Passage to read →
·····
- Developer: Impressions Games
- Publisher: Sierra On-Line
- Designers: Christopher J. Foster David Lester
- Programmer: Simon Bradbury
- Artist: Chris Beatrice
- Composers: Jeremy A. Bell Jason P. Rinaldi
- Series: City Building
- Platforms: MS-DOS/Windows, Macintosh
- Release: 4 September 1995 1996 (Macintosh)
- Genre: City-building
- Mode: Single-player

= Caesar II =

1995 video game

Caesar II is a 1995 video game of the Caesar video game series that takes place in Ancient Rome. It is the second game in the City Building series.

==Gameplay==
When the game begins the Roman empire extends no further than Italy. Players have the opportunity to civilize adjacent barbarian provinces, eventually reaching the entire Roman Empire at its height. When a province is civilized it unlocks the surrounding provinces. A computerized rival also completes missions both preventing the player from civilizing that province and allowing them to civilize the provinces adjacent to it (the computer has been known to civilize a province it could not have selected when it successfully civilized the last, meaning it is a randomized event, rather than AI). Unlike Caesar III, or Pharaoh, the province and city are separate spheres, as is the military. The player builds primary sector facilities (such as mines or farms), trade facilities (such as roads or docks), and military facilities (such as forts and walls) on one map and builds their city houses, secondary sector facilities (such as wineries or potters), and tertiary sector facilities (such as fire stations, police stations, bath houses) on another (represented as four squares in the center of the provincial map). Also unlike later games walkers are not required to bring services to people, which is instead determined by one buildings distance from another. Invading Armies differ from later games as well, in that Barbarian towns exist within many provinces from which Barbarian armies can emanate. These are converted to Roman towns through invading them and defeating the inhabitants. Most missions require the player to pacify a province and raise the citizens standard of living to a certain level, while neither suffering a military loss, nor losing the emperor's favour, often within a certain time frame. Major factors in city and province-building are housing values and types of housing, unemployment/labour shortages, taxes, wages, deficits, food shortages, military readiness and morale, and imperial demands. The game is won when the player has conquered sufficient provinces to attain the rank of Caesar. The game is lost if the player's computerized rival becomes Caesar, if Caesar removes the player from their post for running too large a deficit, for going beyond the time frame, for failing to follow Imperial demands, or having the city conquered.
·····
Excerpted data →
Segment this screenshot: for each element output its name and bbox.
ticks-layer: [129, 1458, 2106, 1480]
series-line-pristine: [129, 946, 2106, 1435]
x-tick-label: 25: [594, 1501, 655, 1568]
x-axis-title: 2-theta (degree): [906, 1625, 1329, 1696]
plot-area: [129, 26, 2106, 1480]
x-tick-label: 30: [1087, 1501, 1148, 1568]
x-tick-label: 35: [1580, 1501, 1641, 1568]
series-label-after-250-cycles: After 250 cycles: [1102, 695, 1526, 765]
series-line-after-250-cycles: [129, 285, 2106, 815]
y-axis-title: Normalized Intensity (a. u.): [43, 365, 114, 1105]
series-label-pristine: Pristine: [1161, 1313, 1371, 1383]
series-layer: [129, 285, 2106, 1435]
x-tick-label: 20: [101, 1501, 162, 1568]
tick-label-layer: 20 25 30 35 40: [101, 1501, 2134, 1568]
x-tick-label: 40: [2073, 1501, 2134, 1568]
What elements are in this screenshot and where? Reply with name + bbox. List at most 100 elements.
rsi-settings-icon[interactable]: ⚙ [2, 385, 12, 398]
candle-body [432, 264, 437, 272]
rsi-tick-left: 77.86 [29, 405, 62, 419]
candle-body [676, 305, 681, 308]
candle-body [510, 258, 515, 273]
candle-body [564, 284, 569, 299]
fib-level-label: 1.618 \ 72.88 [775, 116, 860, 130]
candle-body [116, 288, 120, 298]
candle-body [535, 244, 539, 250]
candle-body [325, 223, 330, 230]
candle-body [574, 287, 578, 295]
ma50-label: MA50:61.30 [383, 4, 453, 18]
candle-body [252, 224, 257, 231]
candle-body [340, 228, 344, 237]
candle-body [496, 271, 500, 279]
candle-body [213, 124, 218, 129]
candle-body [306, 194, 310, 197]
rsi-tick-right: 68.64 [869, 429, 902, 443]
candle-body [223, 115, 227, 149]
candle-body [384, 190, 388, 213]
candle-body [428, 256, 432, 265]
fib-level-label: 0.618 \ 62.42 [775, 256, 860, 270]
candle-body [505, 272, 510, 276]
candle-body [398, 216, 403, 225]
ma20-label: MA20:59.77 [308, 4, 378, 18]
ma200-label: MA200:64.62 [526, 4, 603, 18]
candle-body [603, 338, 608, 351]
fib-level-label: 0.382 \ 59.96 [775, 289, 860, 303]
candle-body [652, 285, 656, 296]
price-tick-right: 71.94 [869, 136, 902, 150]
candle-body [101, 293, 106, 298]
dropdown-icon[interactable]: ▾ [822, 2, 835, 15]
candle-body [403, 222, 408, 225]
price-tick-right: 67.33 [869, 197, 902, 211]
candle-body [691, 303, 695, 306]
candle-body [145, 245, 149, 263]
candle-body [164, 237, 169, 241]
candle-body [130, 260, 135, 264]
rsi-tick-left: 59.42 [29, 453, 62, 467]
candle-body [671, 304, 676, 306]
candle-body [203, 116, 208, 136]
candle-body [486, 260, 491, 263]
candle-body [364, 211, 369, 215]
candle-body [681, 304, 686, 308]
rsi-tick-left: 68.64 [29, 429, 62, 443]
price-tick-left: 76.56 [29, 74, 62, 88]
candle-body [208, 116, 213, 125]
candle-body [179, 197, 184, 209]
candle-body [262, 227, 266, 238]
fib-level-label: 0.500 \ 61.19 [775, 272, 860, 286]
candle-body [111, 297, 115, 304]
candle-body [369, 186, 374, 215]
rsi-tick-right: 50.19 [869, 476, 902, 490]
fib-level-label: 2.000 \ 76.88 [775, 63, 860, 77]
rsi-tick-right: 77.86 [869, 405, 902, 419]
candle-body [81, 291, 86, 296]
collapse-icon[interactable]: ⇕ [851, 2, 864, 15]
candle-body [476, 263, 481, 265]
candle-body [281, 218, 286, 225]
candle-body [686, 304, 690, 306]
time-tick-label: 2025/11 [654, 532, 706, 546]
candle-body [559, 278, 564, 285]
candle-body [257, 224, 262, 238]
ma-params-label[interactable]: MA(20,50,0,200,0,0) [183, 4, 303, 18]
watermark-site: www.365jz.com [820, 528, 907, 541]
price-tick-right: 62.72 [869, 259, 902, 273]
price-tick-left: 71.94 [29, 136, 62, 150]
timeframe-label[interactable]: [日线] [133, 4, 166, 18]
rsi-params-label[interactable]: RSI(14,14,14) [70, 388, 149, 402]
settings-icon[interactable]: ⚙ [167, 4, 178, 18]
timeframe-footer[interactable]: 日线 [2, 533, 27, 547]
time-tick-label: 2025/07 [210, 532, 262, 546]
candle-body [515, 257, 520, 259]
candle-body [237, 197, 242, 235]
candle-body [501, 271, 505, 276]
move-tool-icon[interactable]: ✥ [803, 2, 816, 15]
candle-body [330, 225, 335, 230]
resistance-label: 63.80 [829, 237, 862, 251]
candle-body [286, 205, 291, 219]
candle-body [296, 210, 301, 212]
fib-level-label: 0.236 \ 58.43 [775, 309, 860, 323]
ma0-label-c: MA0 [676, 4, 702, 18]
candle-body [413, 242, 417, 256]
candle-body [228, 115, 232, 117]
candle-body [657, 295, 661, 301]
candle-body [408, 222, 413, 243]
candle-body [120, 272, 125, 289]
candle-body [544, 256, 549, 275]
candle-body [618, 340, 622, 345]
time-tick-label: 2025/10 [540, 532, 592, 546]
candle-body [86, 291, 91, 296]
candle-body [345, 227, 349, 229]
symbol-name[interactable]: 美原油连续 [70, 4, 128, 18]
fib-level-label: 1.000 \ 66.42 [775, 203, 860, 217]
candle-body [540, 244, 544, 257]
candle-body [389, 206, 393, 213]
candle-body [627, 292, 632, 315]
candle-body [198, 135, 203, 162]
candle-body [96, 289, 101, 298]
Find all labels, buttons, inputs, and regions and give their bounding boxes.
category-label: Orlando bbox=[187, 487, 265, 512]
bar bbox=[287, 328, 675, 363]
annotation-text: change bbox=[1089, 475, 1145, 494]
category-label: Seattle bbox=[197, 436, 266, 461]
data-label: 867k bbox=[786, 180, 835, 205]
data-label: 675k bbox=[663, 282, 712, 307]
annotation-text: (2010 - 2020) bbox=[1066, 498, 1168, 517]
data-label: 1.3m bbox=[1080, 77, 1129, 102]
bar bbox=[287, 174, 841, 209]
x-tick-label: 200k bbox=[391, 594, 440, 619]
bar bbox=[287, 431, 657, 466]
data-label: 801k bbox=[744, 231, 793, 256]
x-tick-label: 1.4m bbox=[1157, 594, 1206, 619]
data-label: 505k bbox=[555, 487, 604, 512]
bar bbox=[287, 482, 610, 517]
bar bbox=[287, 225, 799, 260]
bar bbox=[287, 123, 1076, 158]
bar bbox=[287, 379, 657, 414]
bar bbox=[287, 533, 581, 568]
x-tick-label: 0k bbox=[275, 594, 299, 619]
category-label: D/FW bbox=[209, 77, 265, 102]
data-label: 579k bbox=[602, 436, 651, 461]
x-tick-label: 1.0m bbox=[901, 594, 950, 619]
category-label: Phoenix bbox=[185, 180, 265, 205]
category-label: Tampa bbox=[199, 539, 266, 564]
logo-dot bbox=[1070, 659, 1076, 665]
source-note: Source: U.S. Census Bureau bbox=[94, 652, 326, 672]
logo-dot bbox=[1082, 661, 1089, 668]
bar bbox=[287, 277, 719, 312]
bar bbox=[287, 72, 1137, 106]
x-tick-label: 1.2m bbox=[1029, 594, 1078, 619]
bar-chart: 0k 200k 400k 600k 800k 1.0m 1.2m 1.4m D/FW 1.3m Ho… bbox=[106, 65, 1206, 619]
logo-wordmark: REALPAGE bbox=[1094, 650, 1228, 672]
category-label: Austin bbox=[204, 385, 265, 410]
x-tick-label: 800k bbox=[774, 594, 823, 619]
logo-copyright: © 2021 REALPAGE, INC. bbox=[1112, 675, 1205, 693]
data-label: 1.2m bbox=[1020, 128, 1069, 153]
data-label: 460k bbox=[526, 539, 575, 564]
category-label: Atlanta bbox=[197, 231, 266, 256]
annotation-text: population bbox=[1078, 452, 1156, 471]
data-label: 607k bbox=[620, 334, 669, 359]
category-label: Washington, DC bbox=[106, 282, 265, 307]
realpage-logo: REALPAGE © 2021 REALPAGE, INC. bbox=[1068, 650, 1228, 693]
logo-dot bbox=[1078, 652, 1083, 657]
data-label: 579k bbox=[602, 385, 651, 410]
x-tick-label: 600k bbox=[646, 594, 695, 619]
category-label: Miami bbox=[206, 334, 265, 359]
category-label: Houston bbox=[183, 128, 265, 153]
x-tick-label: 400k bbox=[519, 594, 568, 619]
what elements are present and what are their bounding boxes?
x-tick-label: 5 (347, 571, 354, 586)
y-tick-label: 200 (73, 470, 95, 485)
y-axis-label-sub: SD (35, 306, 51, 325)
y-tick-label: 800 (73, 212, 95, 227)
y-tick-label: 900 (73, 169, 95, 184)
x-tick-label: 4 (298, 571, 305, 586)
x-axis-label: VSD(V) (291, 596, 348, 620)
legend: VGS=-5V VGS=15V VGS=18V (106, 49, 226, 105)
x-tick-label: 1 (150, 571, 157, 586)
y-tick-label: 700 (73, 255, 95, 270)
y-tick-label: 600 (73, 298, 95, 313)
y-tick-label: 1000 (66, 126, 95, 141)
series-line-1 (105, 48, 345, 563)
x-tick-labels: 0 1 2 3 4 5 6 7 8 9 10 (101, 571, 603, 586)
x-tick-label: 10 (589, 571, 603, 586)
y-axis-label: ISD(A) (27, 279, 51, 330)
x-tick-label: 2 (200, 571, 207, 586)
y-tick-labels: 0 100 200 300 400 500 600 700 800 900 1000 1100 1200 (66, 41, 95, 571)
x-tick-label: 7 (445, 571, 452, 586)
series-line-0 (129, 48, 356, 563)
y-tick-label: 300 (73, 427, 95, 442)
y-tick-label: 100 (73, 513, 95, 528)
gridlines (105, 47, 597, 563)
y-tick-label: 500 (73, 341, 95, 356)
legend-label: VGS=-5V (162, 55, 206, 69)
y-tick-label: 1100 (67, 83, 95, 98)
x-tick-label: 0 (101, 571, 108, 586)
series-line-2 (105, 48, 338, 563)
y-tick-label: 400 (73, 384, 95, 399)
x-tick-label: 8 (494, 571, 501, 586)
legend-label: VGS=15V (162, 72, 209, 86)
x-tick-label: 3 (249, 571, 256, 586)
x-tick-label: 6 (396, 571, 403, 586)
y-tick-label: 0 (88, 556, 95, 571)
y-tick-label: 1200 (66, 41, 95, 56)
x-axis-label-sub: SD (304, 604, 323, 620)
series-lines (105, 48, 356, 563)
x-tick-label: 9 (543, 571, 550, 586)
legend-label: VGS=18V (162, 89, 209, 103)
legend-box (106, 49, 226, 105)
·····
Given problem A →
Reproduce the Caesar II article beginning at the words "- Developer: Impressions" and stopping after "1995 1996 (Macintosh)", substituting "Systems" for "Platforms".
Given problem B →
Extend the Caesar II article past its final sentence.
The items were taken from a separate source.

Written reply A →
- Developer: Impressions Games
- Publisher: Sierra On-Line
- Designers: Christopher J. Foster David Lester
- Programmer: Simon Bradbury
- Artist: Chris Beatrice
- Composers: Jeremy A. Bell Jason P. Rinaldi
- Series: City Building
- Systems: MS-DOS/Windows, Macintosh
- Release: 4 September 1995 1996 (Macintosh)

Written reply B →
==Reception==

Initial reception of the game was positive. Arinn Dembo writing for Computer Gaming World gave the game 4 stars. A reviewer for Next Generation deemed it "an innovative mix of SimCity-type building strategy and wargame campaign." He said the game's strongest point is how it expands from a city-building simulation into nation-building and wargames, but also highly praised the graphics and simple, easy-to-grasp interface. He scored the game 4 out of 5 stars.

Caesar II was a runner-up for Computer Gaming Worlds 1995 "Strategy Game of the Year" award, which ultimately went to Command & Conquer and Heroes of Might and Magic (tie). The editors wrote that Caesar II "surpassed the original with SVGA graphics and an actual combat module", and noted that it "could have won had the competition not been so strong." PC Gamer also nominated Caesar II as the best strategy game of 1995, although it lost to Command & Conquer.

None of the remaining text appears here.